▶ [What you are asked to do]: Every entry below should be repeated exactly; the pictures should not.

— START Data supplied —

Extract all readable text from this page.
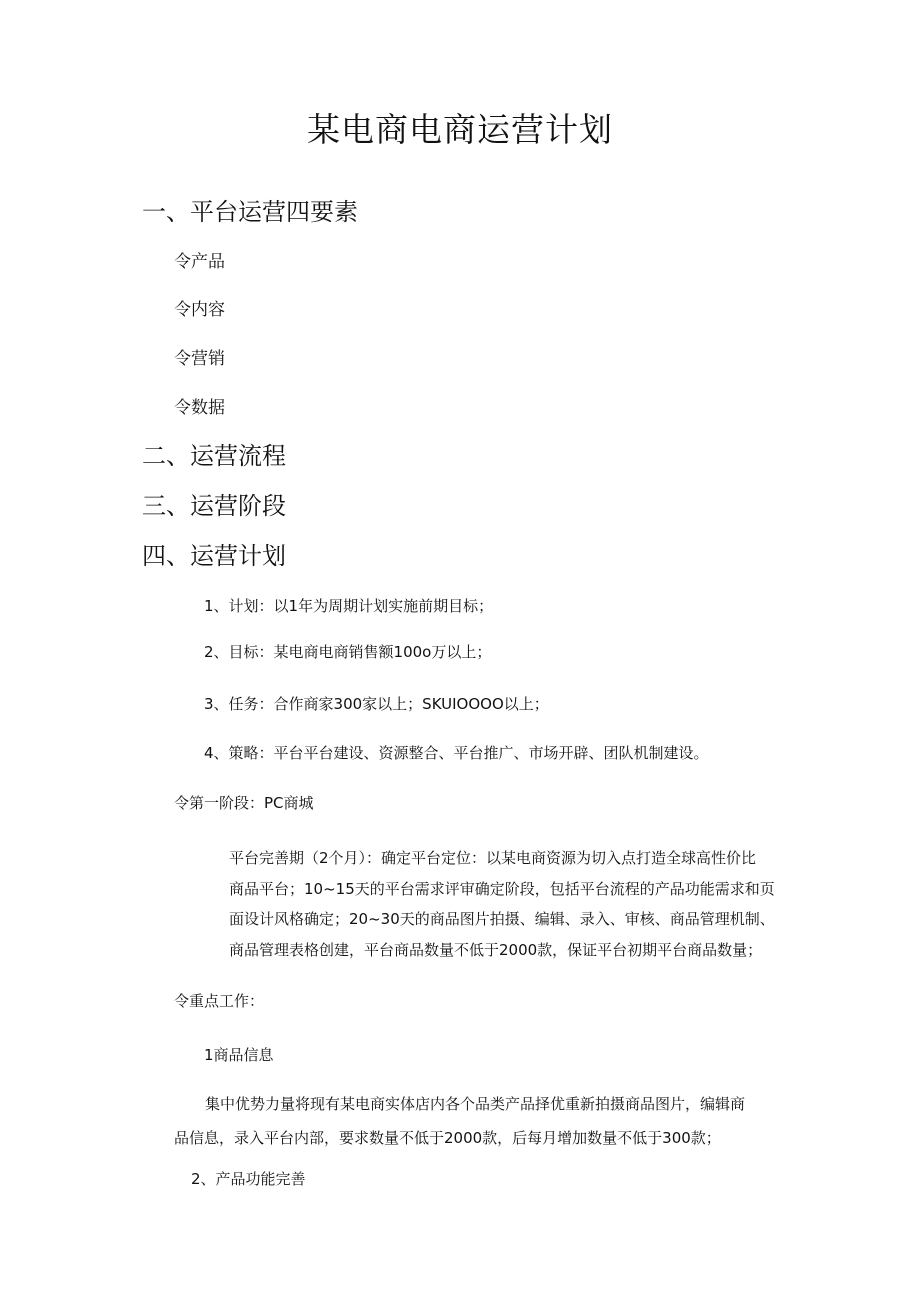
某电商电商运营计划
一、平台运营四要素
令产品
令内容
令营销
令数据
二、运营流程
三、运营阶段
四、运营计划
1、计划：以1年为周期计划实施前期目标；
2、目标：某电商电商销售额100o万以上；
3、任务：合作商家300家以上；SKUIOOOO以上；
4、策略：平台平台建设、资源整合、平台推广、市场开辟、团队机制建设。
令第一阶段：PC商城
平台完善期（2个月）：确定平台定位：以某电商资源为切入点打造全球高性价比
商品平台；10~15天的平台需求评审确定阶段，包括平台流程的产品功能需求和页
面设计风格确定；20~30天的商品图片拍摄、编辑、录入、审核、商品管理机制、
商品管理表格创建，平台商品数量不低于2000款，保证平台初期平台商品数量；
令重点工作：
1商品信息
集中优势力量将现有某电商实体店内各个品类产品择优重新拍摄商品图片，编辑商
品信息，录入平台内部，要求数量不低于2000款，后每月增加数量不低于300款；
2、产品功能完善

— END Data supplied —

▶ [Exercise answer]:
Extract all readable text from this page.
某电商电商运营计划
一、平台运营四要素
令产品
令内容
令营销
令数据
二、运营流程
三、运营阶段
四、运营计划
1、计划：以1年为周期计划实施前期目标；
2、目标：某电商电商销售额100o万以上；
3、任务：合作商家300家以上；SKUIOOOO以上；
4、策略：平台平台建设、资源整合、平台推广、市场开辟、团队机制建设。
令第一阶段：PC商城
平台完善期（2个月）：确定平台定位：以某电商资源为切入点打造全球高性价比
商品平台；10~15天的平台需求评审确定阶段，包括平台流程的产品功能需求和页
面设计风格确定；20~30天的商品图片拍摄、编辑、录入、审核、商品管理机制、
商品管理表格创建，平台商品数量不低于2000款，保证平台初期平台商品数量；
令重点工作：
1商品信息
集中优势力量将现有某电商实体店内各个品类产品择优重新拍摄商品图片，编辑商
品信息，录入平台内部，要求数量不低于2000款，后每月增加数量不低于300款；
2、产品功能完善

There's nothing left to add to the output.